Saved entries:
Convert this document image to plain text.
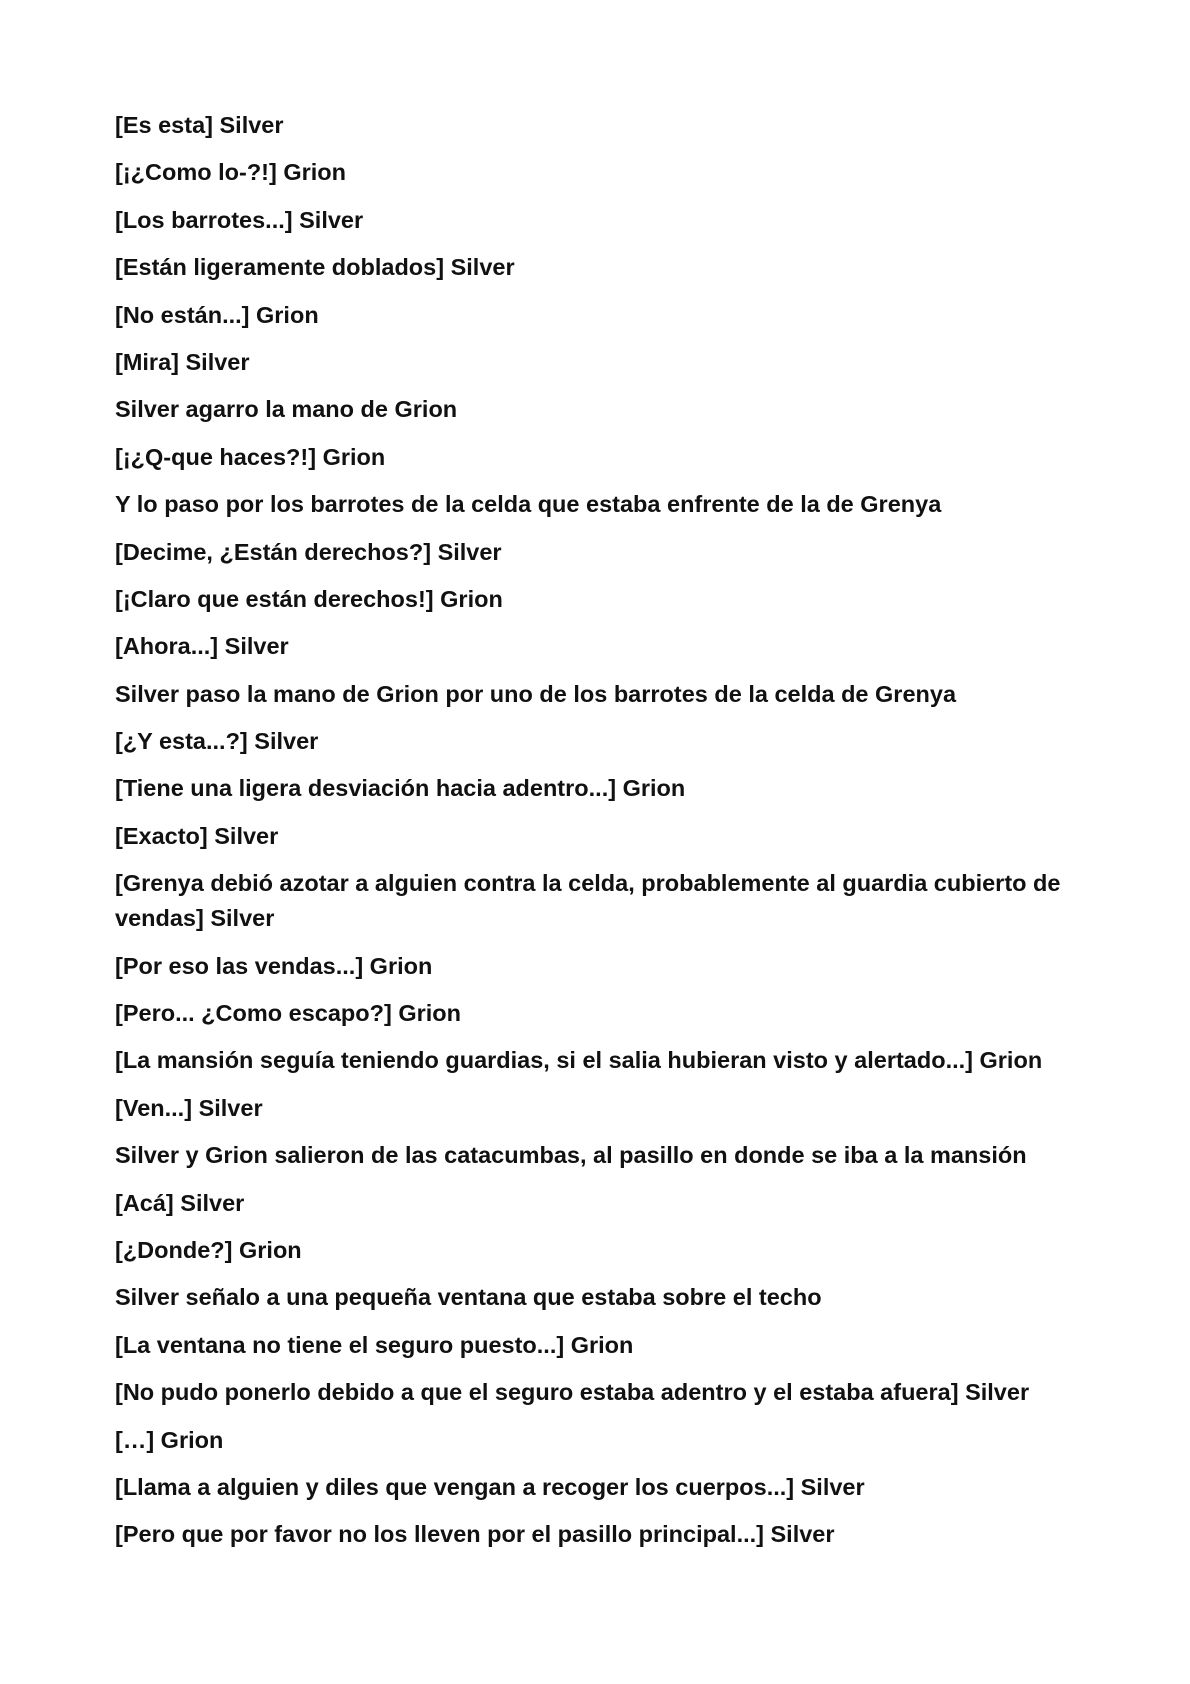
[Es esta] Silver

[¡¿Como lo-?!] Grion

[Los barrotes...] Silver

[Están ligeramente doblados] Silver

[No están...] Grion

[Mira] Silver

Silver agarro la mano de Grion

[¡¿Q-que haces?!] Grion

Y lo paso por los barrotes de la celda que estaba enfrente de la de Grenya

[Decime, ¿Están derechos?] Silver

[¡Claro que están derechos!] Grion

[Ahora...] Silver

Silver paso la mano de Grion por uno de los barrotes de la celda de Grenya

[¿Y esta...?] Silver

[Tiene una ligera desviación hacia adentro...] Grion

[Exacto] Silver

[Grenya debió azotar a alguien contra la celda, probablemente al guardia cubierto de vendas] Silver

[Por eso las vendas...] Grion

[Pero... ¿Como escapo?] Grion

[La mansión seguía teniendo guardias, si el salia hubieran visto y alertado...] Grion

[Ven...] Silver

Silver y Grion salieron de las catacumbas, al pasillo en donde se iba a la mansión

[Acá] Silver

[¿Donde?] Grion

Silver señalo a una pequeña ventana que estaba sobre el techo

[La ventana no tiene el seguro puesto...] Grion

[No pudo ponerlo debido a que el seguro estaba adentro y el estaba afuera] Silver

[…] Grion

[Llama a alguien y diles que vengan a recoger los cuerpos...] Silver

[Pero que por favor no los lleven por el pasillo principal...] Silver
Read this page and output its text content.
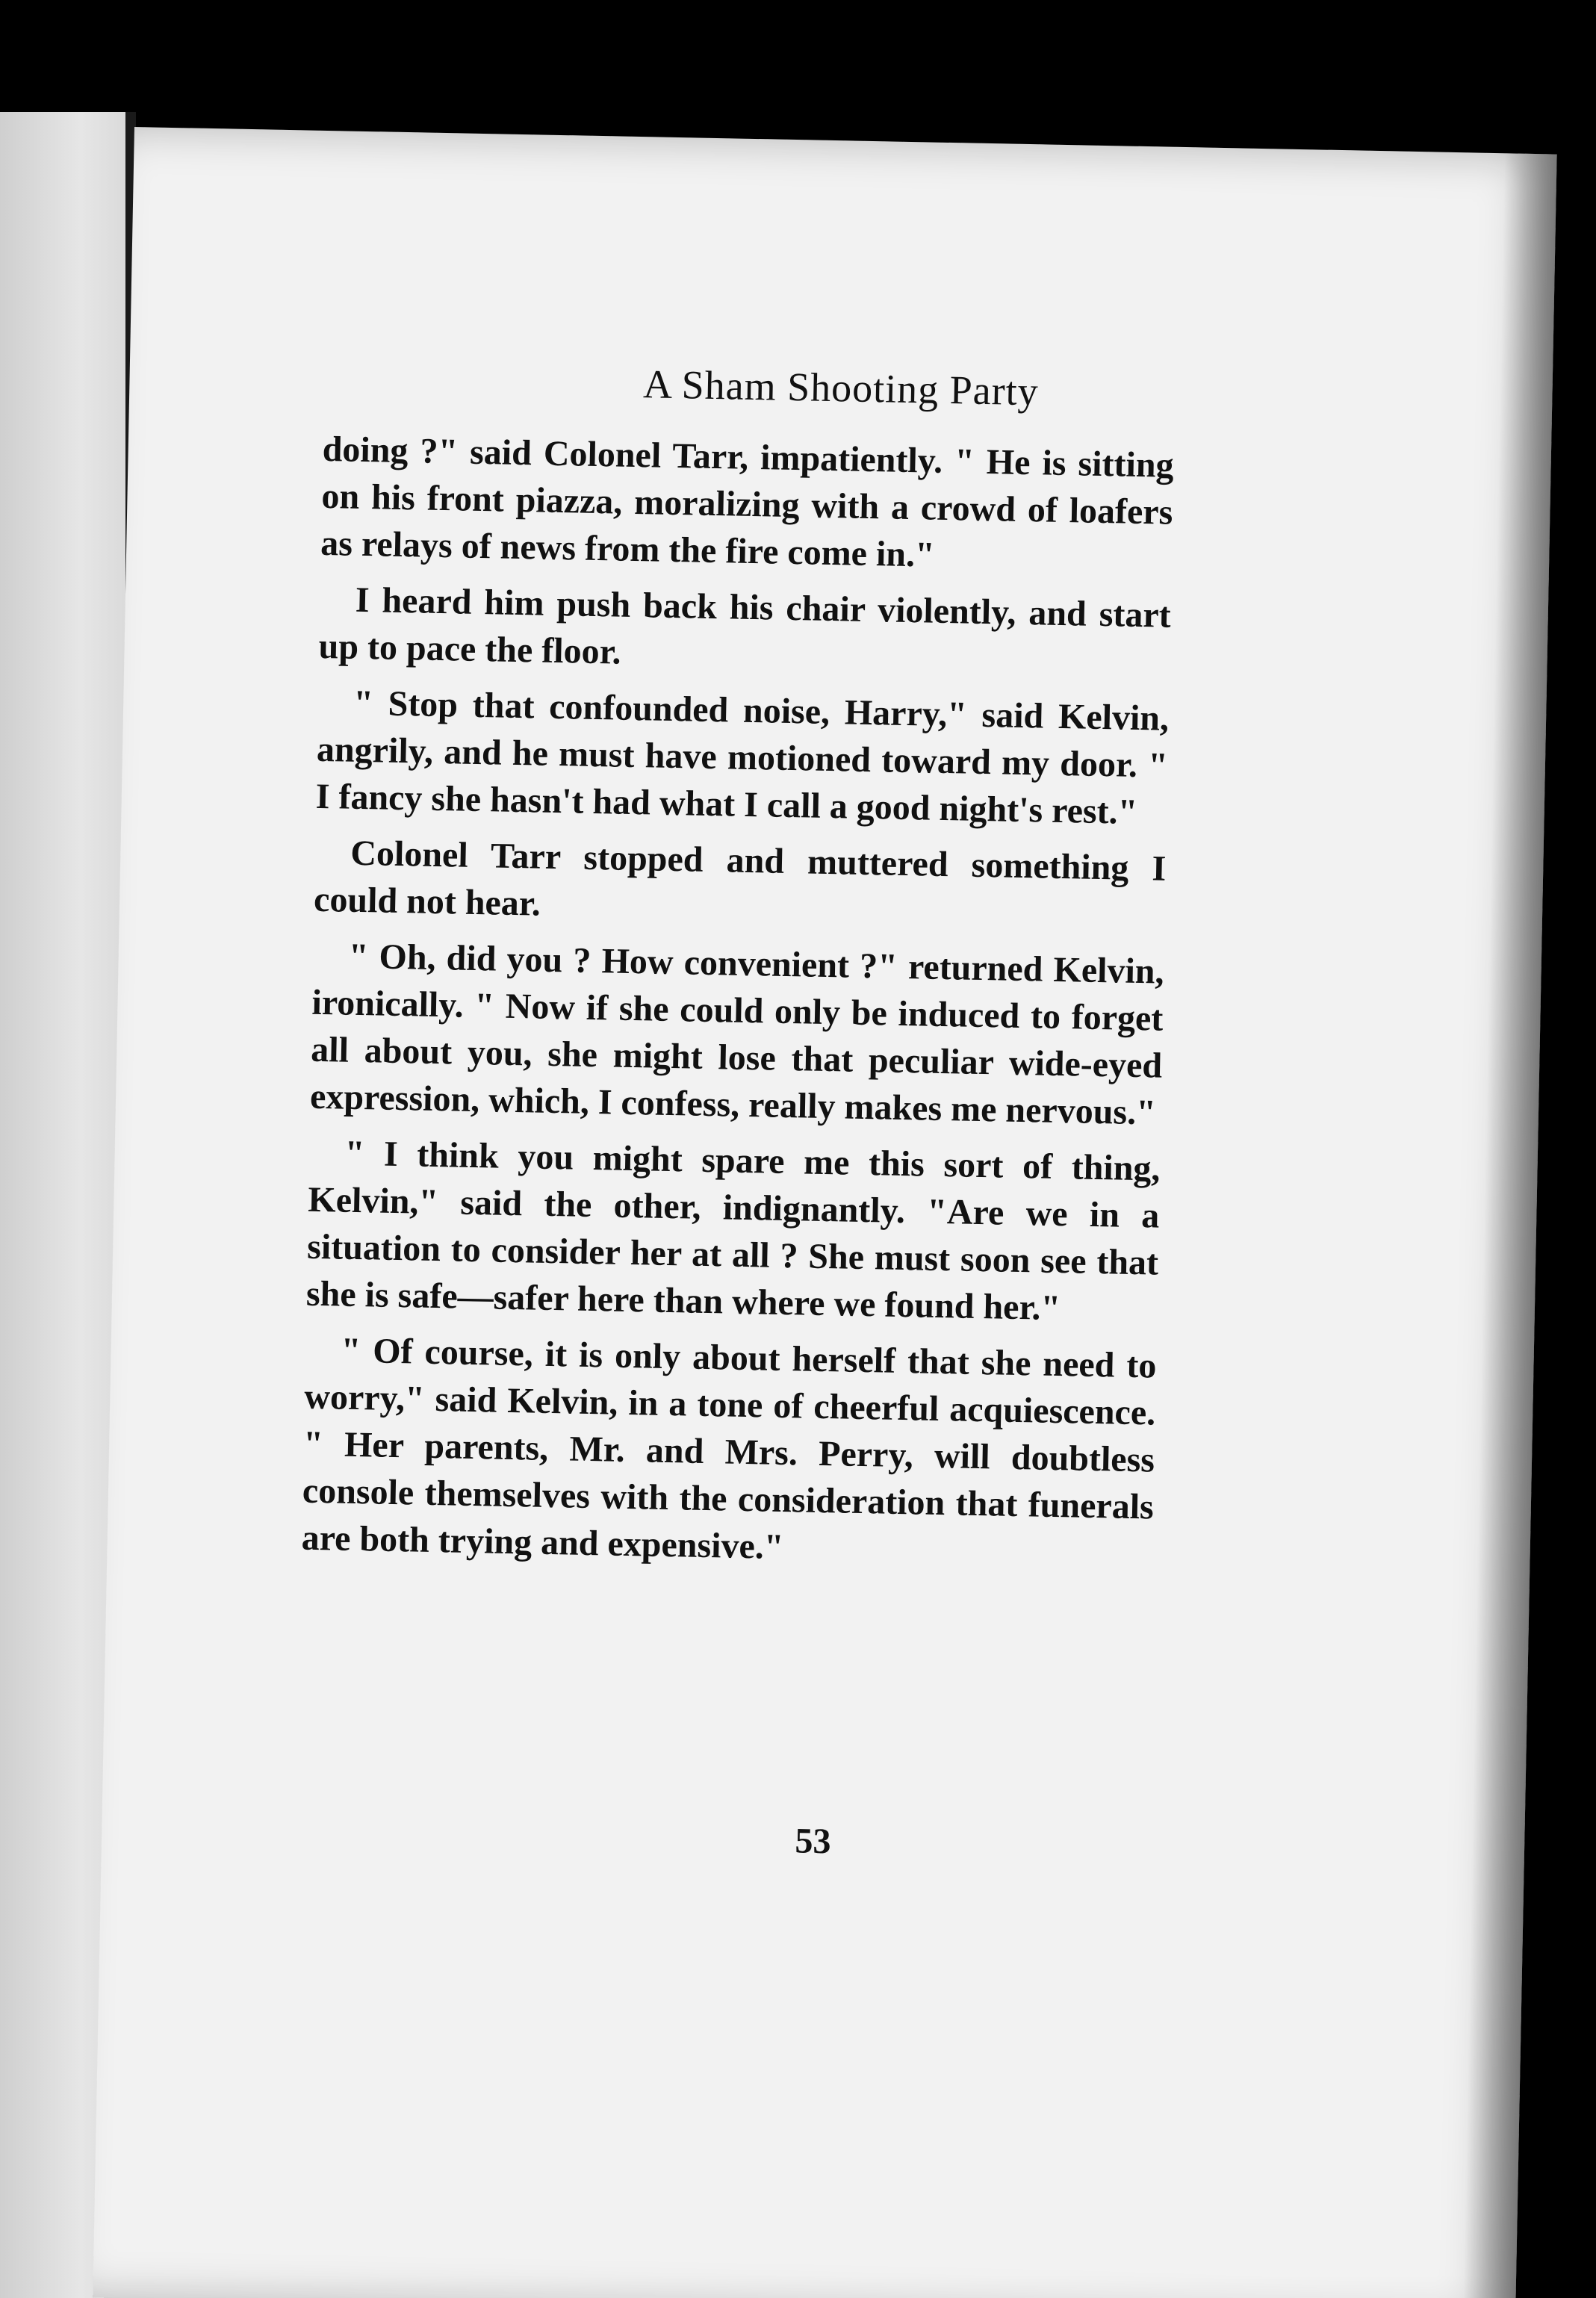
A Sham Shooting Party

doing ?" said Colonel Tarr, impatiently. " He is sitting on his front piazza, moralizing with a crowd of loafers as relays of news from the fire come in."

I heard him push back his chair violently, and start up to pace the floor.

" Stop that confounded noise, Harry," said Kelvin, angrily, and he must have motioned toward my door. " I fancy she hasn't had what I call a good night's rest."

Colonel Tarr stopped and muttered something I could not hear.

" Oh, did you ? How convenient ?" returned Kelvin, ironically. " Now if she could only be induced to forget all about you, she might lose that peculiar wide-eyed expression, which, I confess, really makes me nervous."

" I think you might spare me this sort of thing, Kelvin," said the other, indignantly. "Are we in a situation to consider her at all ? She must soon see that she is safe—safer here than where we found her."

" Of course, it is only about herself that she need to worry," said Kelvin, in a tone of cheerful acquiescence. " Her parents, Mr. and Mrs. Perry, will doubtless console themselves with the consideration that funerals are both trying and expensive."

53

### [WHAT IS ASKED]
Count every line of the material above that holds the string "vendas", then state only the total.

### [ANSWER TO THIS EXERCISE]
2